• [Problem to solve] Omit every image, and transcribe the remaining entries exactly as given.

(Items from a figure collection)
========

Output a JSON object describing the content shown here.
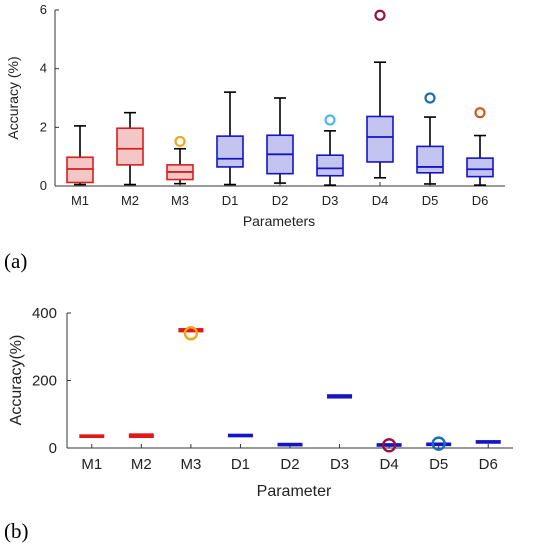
{
  "chart_data": [
    {
      "panel_label": "(a)",
      "type": "box",
      "xlabel": "Parameters",
      "ylabel": "Accuracy (%)",
      "ylim": [
        0,
        6
      ],
      "yticks": [
        "0",
        "2",
        "4",
        "6"
      ],
      "grid": false,
      "categories": [
        "M1",
        "M2",
        "M3",
        "D1",
        "D2",
        "D3",
        "D4",
        "D5",
        "D6"
      ],
      "boxes": [
        {
          "category": "M1",
          "min": 0.05,
          "q1": 0.12,
          "median": 0.58,
          "q3": 0.98,
          "max": 2.05,
          "outliers": [],
          "color": "#d42020"
        },
        {
          "category": "M2",
          "min": 0.05,
          "q1": 0.72,
          "median": 1.27,
          "q3": 1.97,
          "max": 2.5,
          "outliers": [],
          "color": "#d42020"
        },
        {
          "category": "M3",
          "min": 0.08,
          "q1": 0.22,
          "median": 0.48,
          "q3": 0.72,
          "max": 1.27,
          "outliers": [
            1.52
          ],
          "outlier_color": "#f0a818",
          "color": "#d42020"
        },
        {
          "category": "D1",
          "min": 0.05,
          "q1": 0.65,
          "median": 0.93,
          "q3": 1.7,
          "max": 3.2,
          "outliers": [],
          "color": "#1414c8"
        },
        {
          "category": "D2",
          "min": 0.1,
          "q1": 0.42,
          "median": 1.08,
          "q3": 1.73,
          "max": 3.0,
          "outliers": [],
          "color": "#1414c8"
        },
        {
          "category": "D3",
          "min": 0.03,
          "q1": 0.35,
          "median": 0.6,
          "q3": 1.05,
          "max": 1.88,
          "outliers": [
            2.25
          ],
          "outlier_color": "#4fb8ee",
          "color": "#1414c8"
        },
        {
          "category": "D4",
          "min": 0.28,
          "q1": 0.82,
          "median": 1.67,
          "q3": 2.37,
          "max": 4.22,
          "outliers": [
            5.82
          ],
          "outlier_color": "#9a0f3a",
          "color": "#1414c8"
        },
        {
          "category": "D5",
          "min": 0.07,
          "q1": 0.45,
          "median": 0.65,
          "q3": 1.35,
          "max": 2.35,
          "outliers": [
            3.0
          ],
          "outlier_color": "#1a6fb0",
          "color": "#1414c8"
        },
        {
          "category": "D6",
          "min": 0.03,
          "q1": 0.32,
          "median": 0.57,
          "q3": 0.95,
          "max": 1.72,
          "outliers": [
            2.5
          ],
          "outlier_color": "#d2571a",
          "color": "#1414c8"
        }
      ]
    },
    {
      "panel_label": "(b)",
      "type": "box",
      "xlabel": "Parameter",
      "ylabel": "Accuracy(%)",
      "ylim": [
        0,
        400
      ],
      "yticks": [
        "0",
        "200",
        "400"
      ],
      "grid": false,
      "categories": [
        "M1",
        "M2",
        "M3",
        "D1",
        "D2",
        "D3",
        "D4",
        "D5",
        "D6"
      ],
      "boxes": [
        {
          "category": "M1",
          "q1": 34,
          "median": 35,
          "q3": 36,
          "outliers": [],
          "color": "#e01818"
        },
        {
          "category": "M2",
          "q1": 34,
          "median": 36,
          "q3": 39,
          "outliers": [],
          "color": "#e01818"
        },
        {
          "category": "M3",
          "q1": 347,
          "median": 349,
          "q3": 351,
          "outliers": [
            340
          ],
          "outlier_color": "#f0a818",
          "color": "#e01818"
        },
        {
          "category": "D1",
          "q1": 36,
          "median": 37,
          "q3": 38,
          "outliers": [],
          "color": "#1414c8"
        },
        {
          "category": "D2",
          "q1": 9,
          "median": 10,
          "q3": 11,
          "outliers": [],
          "color": "#1414c8"
        },
        {
          "category": "D3",
          "q1": 151,
          "median": 153,
          "q3": 155,
          "outliers": [],
          "color": "#1414c8"
        },
        {
          "category": "D4",
          "q1": 8,
          "median": 9,
          "q3": 10,
          "outliers": [
            8
          ],
          "outlier_color": "#9a0f3a",
          "color": "#1414c8"
        },
        {
          "category": "D5",
          "q1": 10,
          "median": 11,
          "q3": 12,
          "outliers": [
            13
          ],
          "outlier_color": "#1a6fb0",
          "color": "#1414c8"
        },
        {
          "category": "D6",
          "q1": 17,
          "median": 18,
          "q3": 19,
          "outliers": [],
          "color": "#1414c8"
        }
      ]
    }
  ]
}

========

• [Full output]
Output a JSON object describing the content shown here.
{
  "chart_data": [
    {
      "panel_label": "(a)",
      "type": "box",
      "xlabel": "Parameters",
      "ylabel": "Accuracy (%)",
      "ylim": [
        0,
        6
      ],
      "yticks": [
        "0",
        "2",
        "4",
        "6"
      ],
      "grid": false,
      "categories": [
        "M1",
        "M2",
        "M3",
        "D1",
        "D2",
        "D3",
        "D4",
        "D5",
        "D6"
      ],
      "boxes": [
        {
          "category": "M1",
          "min": 0.05,
          "q1": 0.12,
          "median": 0.58,
          "q3": 0.98,
          "max": 2.05,
          "outliers": [],
          "color": "#d42020"
        },
        {
          "category": "M2",
          "min": 0.05,
          "q1": 0.72,
          "median": 1.27,
          "q3": 1.97,
          "max": 2.5,
          "outliers": [],
          "color": "#d42020"
        },
        {
          "category": "M3",
          "min": 0.08,
          "q1": 0.22,
          "median": 0.48,
          "q3": 0.72,
          "max": 1.27,
          "outliers": [
            1.52
          ],
          "outlier_color": "#f0a818",
          "color": "#d42020"
        },
        {
          "category": "D1",
          "min": 0.05,
          "q1": 0.65,
          "median": 0.93,
          "q3": 1.7,
          "max": 3.2,
          "outliers": [],
          "color": "#1414c8"
        },
        {
          "category": "D2",
          "min": 0.1,
          "q1": 0.42,
          "median": 1.08,
          "q3": 1.73,
          "max": 3.0,
          "outliers": [],
          "color": "#1414c8"
        },
        {
          "category": "D3",
          "min": 0.03,
          "q1": 0.35,
          "median": 0.6,
          "q3": 1.05,
          "max": 1.88,
          "outliers": [
            2.25
          ],
          "outlier_color": "#4fb8ee",
          "color": "#1414c8"
        },
        {
          "category": "D4",
          "min": 0.28,
          "q1": 0.82,
          "median": 1.67,
          "q3": 2.37,
          "max": 4.22,
          "outliers": [
            5.82
          ],
          "outlier_color": "#9a0f3a",
          "color": "#1414c8"
        },
        {
          "category": "D5",
          "min": 0.07,
          "q1": 0.45,
          "median": 0.65,
          "q3": 1.35,
          "max": 2.35,
          "outliers": [
            3.0
          ],
          "outlier_color": "#1a6fb0",
          "color": "#1414c8"
        },
        {
          "category": "D6",
          "min": 0.03,
          "q1": 0.32,
          "median": 0.57,
          "q3": 0.95,
          "max": 1.72,
          "outliers": [
            2.5
          ],
          "outlier_color": "#d2571a",
          "color": "#1414c8"
        }
      ]
    },
    {
      "panel_label": "(b)",
      "type": "box",
      "xlabel": "Parameter",
      "ylabel": "Accuracy(%)",
      "ylim": [
        0,
        400
      ],
      "yticks": [
        "0",
        "200",
        "400"
      ],
      "grid": false,
      "categories": [
        "M1",
        "M2",
        "M3",
        "D1",
        "D2",
        "D3",
        "D4",
        "D5",
        "D6"
      ],
      "boxes": [
        {
          "category": "M1",
          "q1": 34,
          "median": 35,
          "q3": 36,
          "outliers": [],
          "color": "#e01818"
        },
        {
          "category": "M2",
          "q1": 34,
          "median": 36,
          "q3": 39,
          "outliers": [],
          "color": "#e01818"
        },
        {
          "category": "M3",
          "q1": 347,
          "median": 349,
          "q3": 351,
          "outliers": [
            340
          ],
          "outlier_color": "#f0a818",
          "color": "#e01818"
        },
        {
          "category": "D1",
          "q1": 36,
          "median": 37,
          "q3": 38,
          "outliers": [],
          "color": "#1414c8"
        },
        {
          "category": "D2",
          "q1": 9,
          "median": 10,
          "q3": 11,
          "outliers": [],
          "color": "#1414c8"
        },
        {
          "category": "D3",
          "q1": 151,
          "median": 153,
          "q3": 155,
          "outliers": [],
          "color": "#1414c8"
        },
        {
          "category": "D4",
          "q1": 8,
          "median": 9,
          "q3": 10,
          "outliers": [
            8
          ],
          "outlier_color": "#9a0f3a",
          "color": "#1414c8"
        },
        {
          "category": "D5",
          "q1": 10,
          "median": 11,
          "q3": 12,
          "outliers": [
            13
          ],
          "outlier_color": "#1a6fb0",
          "color": "#1414c8"
        },
        {
          "category": "D6",
          "q1": 17,
          "median": 18,
          "q3": 19,
          "outliers": [],
          "color": "#1414c8"
        }
      ]
    }
  ]
}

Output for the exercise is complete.